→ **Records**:
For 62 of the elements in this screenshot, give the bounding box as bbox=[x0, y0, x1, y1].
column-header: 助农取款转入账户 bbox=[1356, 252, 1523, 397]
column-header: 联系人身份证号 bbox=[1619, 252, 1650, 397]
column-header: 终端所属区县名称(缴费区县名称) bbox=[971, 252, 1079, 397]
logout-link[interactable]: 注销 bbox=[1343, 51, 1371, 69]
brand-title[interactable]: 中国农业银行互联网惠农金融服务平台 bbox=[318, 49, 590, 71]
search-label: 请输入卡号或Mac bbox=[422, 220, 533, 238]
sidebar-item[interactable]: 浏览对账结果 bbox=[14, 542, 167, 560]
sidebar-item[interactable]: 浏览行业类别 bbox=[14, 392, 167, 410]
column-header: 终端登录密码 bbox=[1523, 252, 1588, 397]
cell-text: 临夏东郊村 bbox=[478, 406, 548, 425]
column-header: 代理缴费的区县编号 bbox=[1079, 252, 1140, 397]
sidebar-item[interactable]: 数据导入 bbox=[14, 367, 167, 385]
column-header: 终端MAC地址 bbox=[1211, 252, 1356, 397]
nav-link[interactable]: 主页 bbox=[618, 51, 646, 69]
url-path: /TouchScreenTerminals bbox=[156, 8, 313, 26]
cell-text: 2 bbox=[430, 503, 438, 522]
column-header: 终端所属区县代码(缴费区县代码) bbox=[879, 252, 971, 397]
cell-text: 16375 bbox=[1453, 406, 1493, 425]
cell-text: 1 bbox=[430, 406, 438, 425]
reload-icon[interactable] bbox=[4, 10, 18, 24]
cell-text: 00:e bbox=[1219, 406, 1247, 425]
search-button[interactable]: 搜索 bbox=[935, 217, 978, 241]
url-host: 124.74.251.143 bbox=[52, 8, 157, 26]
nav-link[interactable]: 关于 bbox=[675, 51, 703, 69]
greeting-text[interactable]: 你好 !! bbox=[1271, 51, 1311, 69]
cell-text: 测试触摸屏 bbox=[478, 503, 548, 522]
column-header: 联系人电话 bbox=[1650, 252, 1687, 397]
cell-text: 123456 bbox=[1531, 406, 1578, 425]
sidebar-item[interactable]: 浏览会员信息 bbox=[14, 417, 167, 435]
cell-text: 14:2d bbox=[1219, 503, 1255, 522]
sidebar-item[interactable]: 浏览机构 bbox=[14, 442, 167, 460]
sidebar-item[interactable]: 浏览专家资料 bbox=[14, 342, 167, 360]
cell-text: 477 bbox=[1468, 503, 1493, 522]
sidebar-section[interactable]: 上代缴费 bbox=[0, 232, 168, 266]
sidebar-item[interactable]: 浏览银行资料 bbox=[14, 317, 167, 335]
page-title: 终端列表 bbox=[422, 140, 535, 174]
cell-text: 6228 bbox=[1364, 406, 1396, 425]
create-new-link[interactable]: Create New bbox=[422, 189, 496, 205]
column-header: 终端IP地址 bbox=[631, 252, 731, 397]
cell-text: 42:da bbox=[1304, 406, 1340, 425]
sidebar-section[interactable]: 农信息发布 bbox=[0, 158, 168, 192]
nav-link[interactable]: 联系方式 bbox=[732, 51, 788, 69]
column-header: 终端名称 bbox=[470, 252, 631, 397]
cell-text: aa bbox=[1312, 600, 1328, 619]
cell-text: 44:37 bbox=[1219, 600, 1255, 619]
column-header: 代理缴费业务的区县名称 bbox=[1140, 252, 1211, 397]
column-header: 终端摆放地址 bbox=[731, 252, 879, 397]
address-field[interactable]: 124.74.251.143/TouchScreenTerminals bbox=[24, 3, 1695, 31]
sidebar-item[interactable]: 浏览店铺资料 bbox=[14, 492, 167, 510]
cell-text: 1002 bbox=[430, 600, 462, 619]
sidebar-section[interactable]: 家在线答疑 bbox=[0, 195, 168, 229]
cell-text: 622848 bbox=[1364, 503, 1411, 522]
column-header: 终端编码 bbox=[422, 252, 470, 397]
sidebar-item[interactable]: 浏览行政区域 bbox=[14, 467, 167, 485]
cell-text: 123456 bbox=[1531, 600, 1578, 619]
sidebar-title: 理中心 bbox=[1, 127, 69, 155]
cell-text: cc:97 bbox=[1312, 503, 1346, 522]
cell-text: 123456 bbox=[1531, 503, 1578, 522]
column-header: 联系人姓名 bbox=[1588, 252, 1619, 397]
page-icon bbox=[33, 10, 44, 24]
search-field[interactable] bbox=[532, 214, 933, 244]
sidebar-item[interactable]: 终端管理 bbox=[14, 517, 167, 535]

→ **Work to complete**: Reproduce all of the items above word for word, line by line, with no changes.

→ **Full answer**:
For 62 of the elements in this screenshot, give the bounding box as bbox=[x0, y0, x1, y1].
column-header: 助农取款转入账户 bbox=[1356, 252, 1523, 397]
column-header: 联系人身份证号 bbox=[1619, 252, 1650, 397]
column-header: 终端所属区县名称(缴费区县名称) bbox=[971, 252, 1079, 397]
logout-link[interactable]: 注销 bbox=[1343, 51, 1371, 69]
brand-title[interactable]: 中国农业银行互联网惠农金融服务平台 bbox=[318, 49, 590, 71]
search-label: 请输入卡号或Mac bbox=[422, 220, 533, 238]
sidebar-item[interactable]: 浏览对账结果 bbox=[14, 542, 167, 560]
sidebar-item[interactable]: 浏览行业类别 bbox=[14, 392, 167, 410]
column-header: 终端登录密码 bbox=[1523, 252, 1588, 397]
cell-text: 临夏东郊村 bbox=[478, 406, 548, 425]
column-header: 代理缴费的区县编号 bbox=[1079, 252, 1140, 397]
sidebar-item[interactable]: 数据导入 bbox=[14, 367, 167, 385]
column-header: 终端MAC地址 bbox=[1211, 252, 1356, 397]
nav-link[interactable]: 主页 bbox=[618, 51, 646, 69]
url-path: /TouchScreenTerminals bbox=[156, 8, 313, 26]
cell-text: 2 bbox=[430, 503, 438, 522]
column-header: 终端所属区县代码(缴费区县代码) bbox=[879, 252, 971, 397]
cell-text: 16375 bbox=[1453, 406, 1493, 425]
cell-text: 1 bbox=[430, 406, 438, 425]
reload-icon[interactable] bbox=[4, 10, 18, 24]
cell-text: 00:e bbox=[1219, 406, 1247, 425]
search-button[interactable]: 搜索 bbox=[935, 217, 978, 241]
url-host: 124.74.251.143 bbox=[52, 8, 157, 26]
nav-link[interactable]: 关于 bbox=[675, 51, 703, 69]
greeting-text[interactable]: 你好 !! bbox=[1271, 51, 1311, 69]
cell-text: 测试触摸屏 bbox=[478, 503, 548, 522]
column-header: 联系人电话 bbox=[1650, 252, 1687, 397]
cell-text: 123456 bbox=[1531, 406, 1578, 425]
sidebar-item[interactable]: 浏览会员信息 bbox=[14, 417, 167, 435]
cell-text: 14:2d bbox=[1219, 503, 1255, 522]
sidebar-item[interactable]: 浏览机构 bbox=[14, 442, 167, 460]
sidebar-item[interactable]: 浏览专家资料 bbox=[14, 342, 167, 360]
cell-text: 477 bbox=[1468, 503, 1493, 522]
sidebar-section[interactable]: 上代缴费 bbox=[0, 232, 168, 266]
sidebar-item[interactable]: 浏览银行资料 bbox=[14, 317, 167, 335]
page-title: 终端列表 bbox=[422, 140, 535, 174]
cell-text: 6228 bbox=[1364, 406, 1396, 425]
create-new-link[interactable]: Create New bbox=[422, 189, 496, 205]
column-header: 终端IP地址 bbox=[631, 252, 731, 397]
cell-text: 42:da bbox=[1304, 406, 1340, 425]
sidebar-section[interactable]: 农信息发布 bbox=[0, 158, 168, 192]
nav-link[interactable]: 联系方式 bbox=[732, 51, 788, 69]
column-header: 终端名称 bbox=[470, 252, 631, 397]
cell-text: aa bbox=[1312, 600, 1328, 619]
cell-text: 44:37 bbox=[1219, 600, 1255, 619]
column-header: 代理缴费业务的区县名称 bbox=[1140, 252, 1211, 397]
column-header: 终端摆放地址 bbox=[731, 252, 879, 397]
address-field[interactable]: 124.74.251.143/TouchScreenTerminals bbox=[24, 3, 1695, 31]
sidebar-item[interactable]: 浏览店铺资料 bbox=[14, 492, 167, 510]
cell-text: 1002 bbox=[430, 600, 462, 619]
sidebar-section[interactable]: 家在线答疑 bbox=[0, 195, 168, 229]
cell-text: 622848 bbox=[1364, 503, 1411, 522]
column-header: 终端编码 bbox=[422, 252, 470, 397]
sidebar-item[interactable]: 浏览行政区域 bbox=[14, 467, 167, 485]
cell-text: 123456 bbox=[1531, 600, 1578, 619]
sidebar-title: 理中心 bbox=[1, 127, 69, 155]
cell-text: cc:97 bbox=[1312, 503, 1346, 522]
cell-text: 123456 bbox=[1531, 503, 1578, 522]
column-header: 联系人姓名 bbox=[1588, 252, 1619, 397]
page-icon bbox=[33, 10, 44, 24]
search-field[interactable] bbox=[532, 214, 933, 244]
sidebar-item[interactable]: 终端管理 bbox=[14, 517, 167, 535]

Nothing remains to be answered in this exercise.